Do this: Every record should be written out exactly, with the pictures left out.

Some records
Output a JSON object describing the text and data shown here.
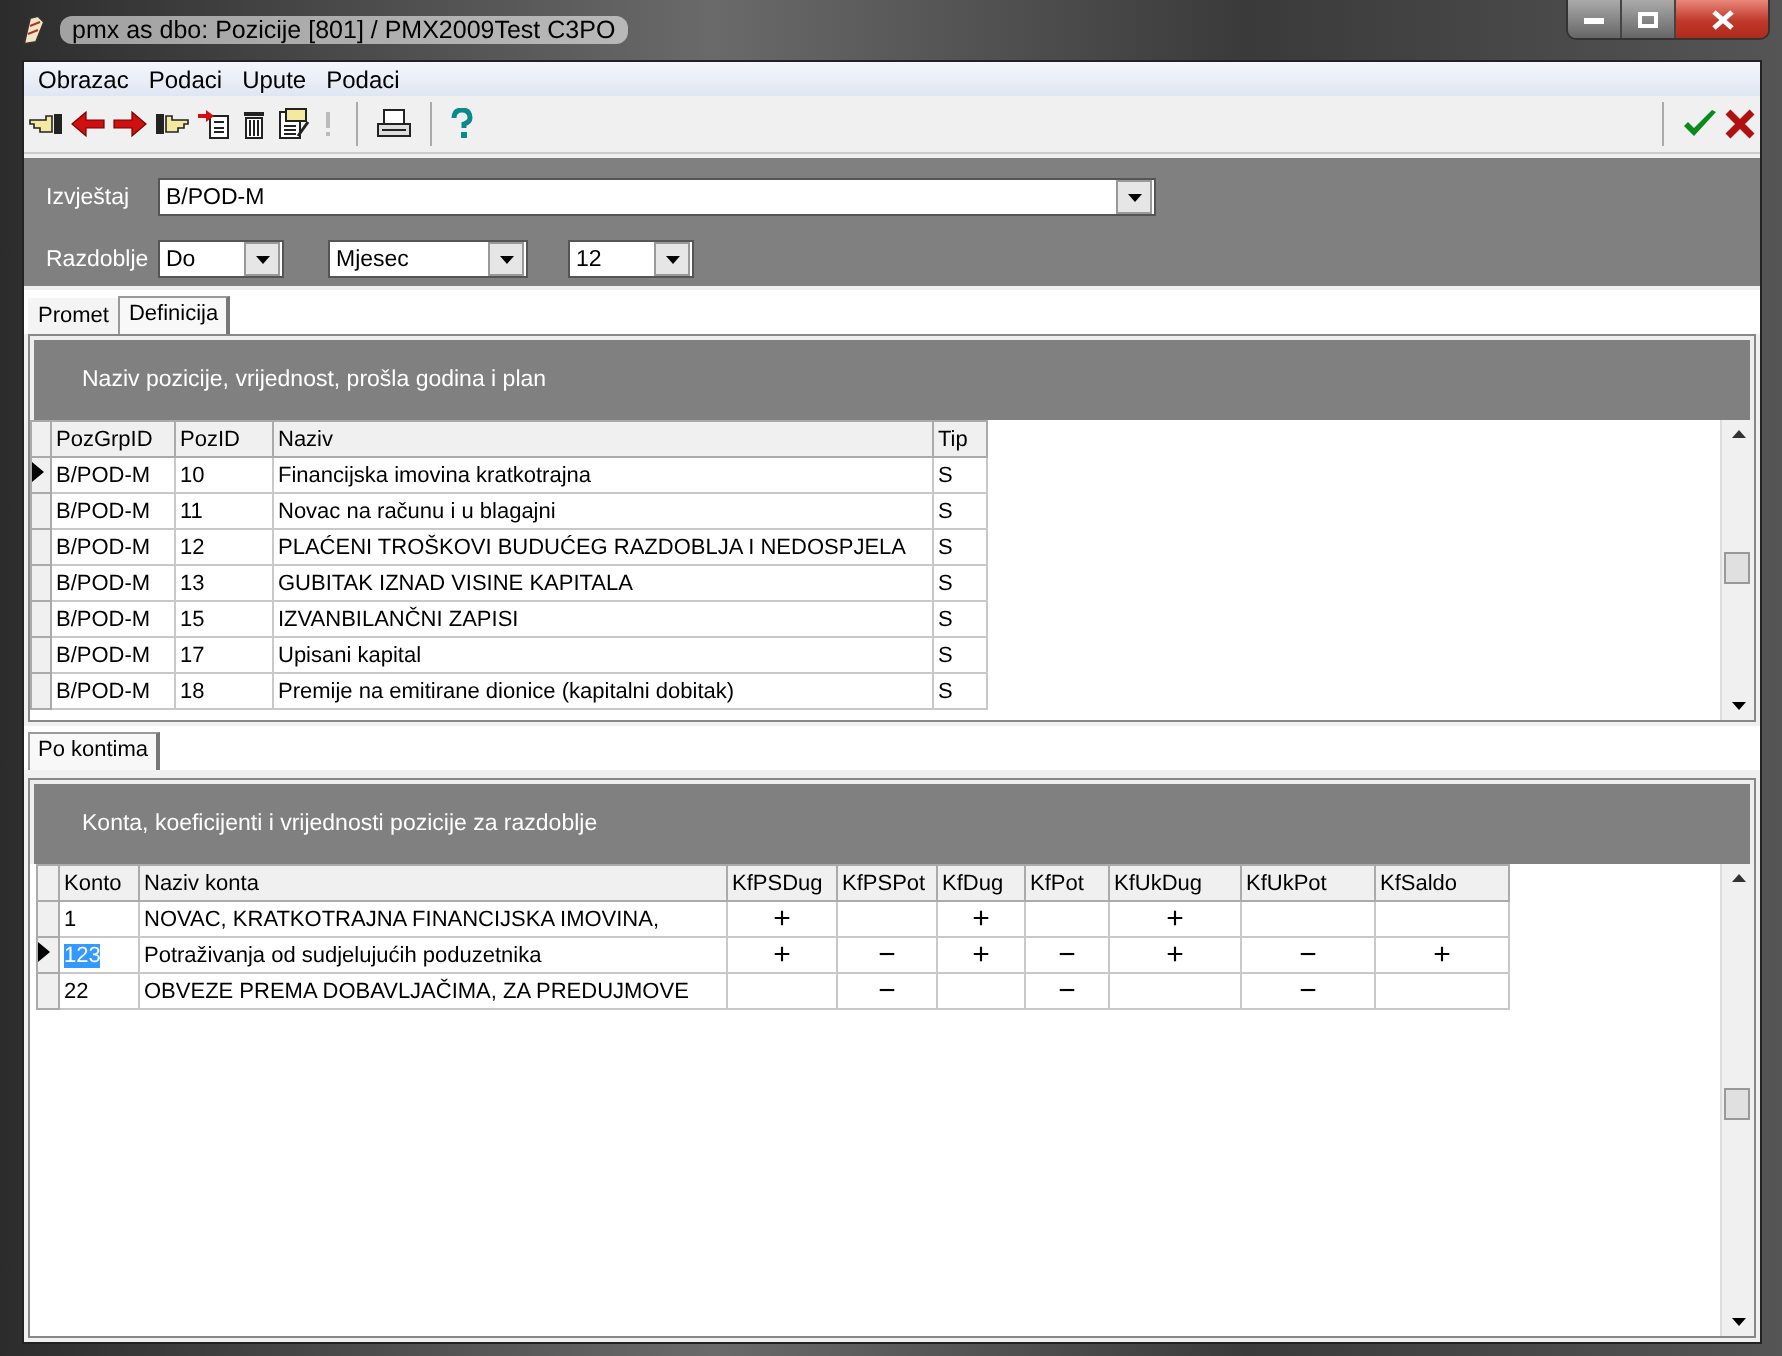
{
  "window": {
    "title": "pmx as dbo: Pozicije [801] / PMX2009Test C3PO"
  },
  "menu": [
    "Obrazac",
    "Podaci",
    "Upute",
    "Podaci"
  ],
  "report": {
    "label": "Izvještaj",
    "value": "B/POD-M"
  },
  "period": {
    "label": "Razdoblje",
    "fields": [
      "Do",
      "Mjesec",
      "12"
    ]
  },
  "tabs": [
    {
      "label": "Promet",
      "selected": false
    },
    {
      "label": "Definicija",
      "selected": true
    }
  ],
  "positions": {
    "title": "Naziv pozicije, vrijednost, prošla godina i plan",
    "columns": [
      "PozGrpID",
      "PozID",
      "Naziv",
      "Tip"
    ],
    "rows": [
      {
        "cells": [
          "B/POD-M",
          "10",
          "Financijska imovina kratkotrajna",
          "S"
        ],
        "selected": true
      },
      {
        "cells": [
          "B/POD-M",
          "11",
          "Novac na računu i u blagajni",
          "S"
        ],
        "selected": false
      },
      {
        "cells": [
          "B/POD-M",
          "12",
          "PLAĆENI TROŠKOVI BUDUĆEG RAZDOBLJA I NEDOSPJELA",
          "S"
        ],
        "selected": false
      },
      {
        "cells": [
          "B/POD-M",
          "13",
          "GUBITAK IZNAD VISINE KAPITALA",
          "S"
        ],
        "selected": false
      },
      {
        "cells": [
          "B/POD-M",
          "15",
          "IZVANBILANČNI ZAPISI",
          "S"
        ],
        "selected": false
      },
      {
        "cells": [
          "B/POD-M",
          "17",
          "Upisani kapital",
          "S"
        ],
        "selected": false
      },
      {
        "cells": [
          "B/POD-M",
          "18",
          "Premije na emitirane dionice (kapitalni dobitak)",
          "S"
        ],
        "selected": false
      }
    ]
  },
  "sub_tabs": [
    {
      "label": "Po kontima",
      "selected": true
    }
  ],
  "accounts": {
    "title": "Konta, koeficijenti i vrijednosti pozicije za razdoblje",
    "columns": [
      "Konto",
      "Naziv konta",
      "KfPSDug",
      "KfPSPot",
      "KfDug",
      "KfPot",
      "KfUkDug",
      "KfUkPot",
      "KfSaldo"
    ],
    "rows": [
      {
        "konto": "1",
        "naziv": "NOVAC, KRATKOTRAJNA FINANCIJSKA IMOVINA,",
        "coefficients": [
          {
            "kind": "sign",
            "text": "+"
          },
          {
            "kind": "blank"
          },
          {
            "kind": "sign",
            "text": "+"
          },
          {
            "kind": "blank"
          },
          {
            "kind": "sign",
            "text": "+"
          },
          {
            "kind": "blank"
          },
          {
            "kind": "blank"
          }
        ],
        "selected": false
      },
      {
        "konto": "123",
        "naziv": "Potraživanja od sudjelujućih poduzetnika",
        "coefficients": [
          {
            "kind": "sign",
            "text": "+"
          },
          {
            "kind": "sign",
            "text": "−"
          },
          {
            "kind": "sign",
            "text": "+"
          },
          {
            "kind": "sign",
            "text": "−"
          },
          {
            "kind": "sign",
            "text": "+"
          },
          {
            "kind": "sign",
            "text": "−"
          },
          {
            "kind": "sign",
            "text": "+"
          }
        ],
        "selected": true
      },
      {
        "konto": "22",
        "naziv": "OBVEZE PREMA DOBAVLJAČIMA, ZA PREDUJMOVE",
        "coefficients": [
          {
            "kind": "blank"
          },
          {
            "kind": "sign",
            "text": "−"
          },
          {
            "kind": "blank"
          },
          {
            "kind": "sign",
            "text": "−"
          },
          {
            "kind": "blank"
          },
          {
            "kind": "sign",
            "text": "−"
          },
          {
            "kind": "blank"
          }
        ],
        "selected": false
      }
    ]
  }
}
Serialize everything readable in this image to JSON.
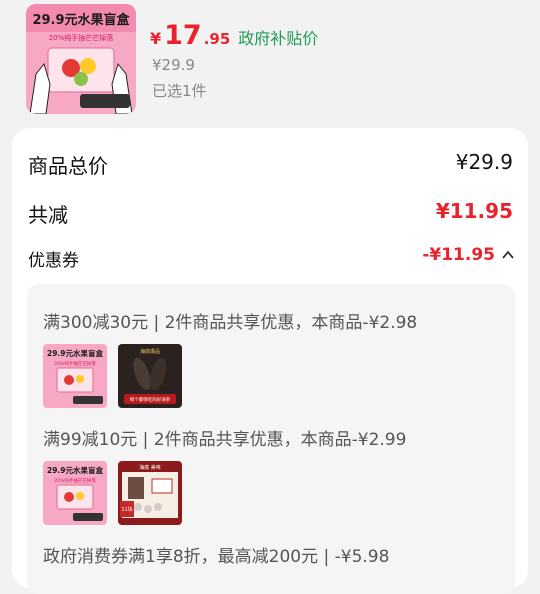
{
  "product": {
    "thumb_title": "29.9元水果盲盒",
    "thumb_sub": "20%纯手抽芒芒掉落",
    "price_currency": "¥",
    "price_int": "17",
    "price_dec": ".95",
    "subsidy_label": "政府补贴价",
    "original_price": "¥29.9",
    "quantity": "已选1件"
  },
  "summary": {
    "total_label": "商品总价",
    "total_value": "¥29.9",
    "reduce_label": "共减",
    "reduce_value": "¥11.95",
    "coupon_label": "优惠券",
    "coupon_value": "-¥11.95"
  },
  "coupons": [
    {
      "rule": "满300减30元 | 2件商品共享优惠，本商品-¥2.98"
    },
    {
      "rule": "满99减10元 | 2件商品共享优惠，本商品-¥2.99"
    },
    {
      "rule": "政府消费券满1享8折，最高减200元 | -¥5.98"
    }
  ],
  "thumbs": {
    "fruit_title": "29.9元水果盲盒",
    "fruit_sub": "20%纯手抽芒芒掉落",
    "seacucumber_top": "海底爆品",
    "seacucumber_label": "每个都够吃的好海参",
    "giftbox_top": "海底 美味",
    "giftbox_badge": "11块"
  },
  "colors": {
    "accent_red": "#e8232d",
    "green": "#1e9c55",
    "pink": "#f7a8c4"
  }
}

Complete answer:
Output a JSON object describing the text and data shown here.
{
  "window": {
    "title": "pmx as dbo: Pozicije [801] / PMX2009Test C3PO"
  },
  "menu": [
    "Obrazac",
    "Podaci",
    "Upute",
    "Podaci"
  ],
  "report": {
    "label": "Izvještaj",
    "value": "B/POD-M"
  },
  "period": {
    "label": "Razdoblje",
    "fields": [
      "Do",
      "Mjesec",
      "12"
    ]
  },
  "tabs": [
    {
      "label": "Promet",
      "selected": false
    },
    {
      "label": "Definicija",
      "selected": true
    }
  ],
  "positions": {
    "title": "Naziv pozicije, vrijednost, prošla godina i plan",
    "columns": [
      "PozGrpID",
      "PozID",
      "Naziv",
      "Tip"
    ],
    "rows": [
      {
        "cells": [
          "B/POD-M",
          "10",
          "Financijska imovina kratkotrajna",
          "S"
        ],
        "selected": true
      },
      {
        "cells": [
          "B/POD-M",
          "11",
          "Novac na računu i u blagajni",
          "S"
        ],
        "selected": false
      },
      {
        "cells": [
          "B/POD-M",
          "12",
          "PLAĆENI TROŠKOVI BUDUĆEG RAZDOBLJA I NEDOSPJELA",
          "S"
        ],
        "selected": false
      },
      {
        "cells": [
          "B/POD-M",
          "13",
          "GUBITAK IZNAD VISINE KAPITALA",
          "S"
        ],
        "selected": false
      },
      {
        "cells": [
          "B/POD-M",
          "15",
          "IZVANBILANČNI ZAPISI",
          "S"
        ],
        "selected": false
      },
      {
        "cells": [
          "B/POD-M",
          "17",
          "Upisani kapital",
          "S"
        ],
        "selected": false
      },
      {
        "cells": [
          "B/POD-M",
          "18",
          "Premije na emitirane dionice (kapitalni dobitak)",
          "S"
        ],
        "selected": false
      }
    ]
  },
  "sub_tabs": [
    {
      "label": "Po kontima",
      "selected": true
    }
  ],
  "accounts": {
    "title": "Konta, koeficijenti i vrijednosti pozicije za razdoblje",
    "columns": [
      "Konto",
      "Naziv konta",
      "KfPSDug",
      "KfPSPot",
      "KfDug",
      "KfPot",
      "KfUkDug",
      "KfUkPot",
      "KfSaldo"
    ],
    "rows": [
      {
        "konto": "1",
        "naziv": "NOVAC, KRATKOTRAJNA FINANCIJSKA IMOVINA,",
        "coefficients": [
          {
            "kind": "sign",
            "text": "+"
          },
          {
            "kind": "blank"
          },
          {
            "kind": "sign",
            "text": "+"
          },
          {
            "kind": "blank"
          },
          {
            "kind": "sign",
            "text": "+"
          },
          {
            "kind": "blank"
          },
          {
            "kind": "blank"
          }
        ],
        "selected": false
      },
      {
        "konto": "123",
        "naziv": "Potraživanja od sudjelujućih poduzetnika",
        "coefficients": [
          {
            "kind": "sign",
            "text": "+"
          },
          {
            "kind": "sign",
            "text": "−"
          },
          {
            "kind": "sign",
            "text": "+"
          },
          {
            "kind": "sign",
            "text": "−"
          },
          {
            "kind": "sign",
            "text": "+"
          },
          {
            "kind": "sign",
            "text": "−"
          },
          {
            "kind": "sign",
            "text": "+"
          }
        ],
        "selected": true
      },
      {
        "konto": "22",
        "naziv": "OBVEZE PREMA DOBAVLJAČIMA, ZA PREDUJMOVE",
        "coefficients": [
          {
            "kind": "blank"
          },
          {
            "kind": "sign",
            "text": "−"
          },
          {
            "kind": "blank"
          },
          {
            "kind": "sign",
            "text": "−"
          },
          {
            "kind": "blank"
          },
          {
            "kind": "sign",
            "text": "−"
          },
          {
            "kind": "blank"
          }
        ],
        "selected": false
      }
    ]
  }
}
Serialize everything readable in this image to JSON.
{
  "product": {
    "thumb_title": "29.9元水果盲盒",
    "thumb_sub": "20%纯手抽芒芒掉落",
    "price_currency": "¥",
    "price_int": "17",
    "price_dec": ".95",
    "subsidy_label": "政府补贴价",
    "original_price": "¥29.9",
    "quantity": "已选1件"
  },
  "summary": {
    "total_label": "商品总价",
    "total_value": "¥29.9",
    "reduce_label": "共减",
    "reduce_value": "¥11.95",
    "coupon_label": "优惠券",
    "coupon_value": "-¥11.95"
  },
  "coupons": [
    {
      "rule": "满300减30元 | 2件商品共享优惠，本商品-¥2.98"
    },
    {
      "rule": "满99减10元 | 2件商品共享优惠，本商品-¥2.99"
    },
    {
      "rule": "政府消费券满1享8折，最高减200元 | -¥5.98"
    }
  ],
  "thumbs": {
    "fruit_title": "29.9元水果盲盒",
    "fruit_sub": "20%纯手抽芒芒掉落",
    "seacucumber_top": "海底爆品",
    "seacucumber_label": "每个都够吃的好海参",
    "giftbox_top": "海底 美味",
    "giftbox_badge": "11块"
  },
  "colors": {
    "accent_red": "#e8232d",
    "green": "#1e9c55",
    "pink": "#f7a8c4"
  }
}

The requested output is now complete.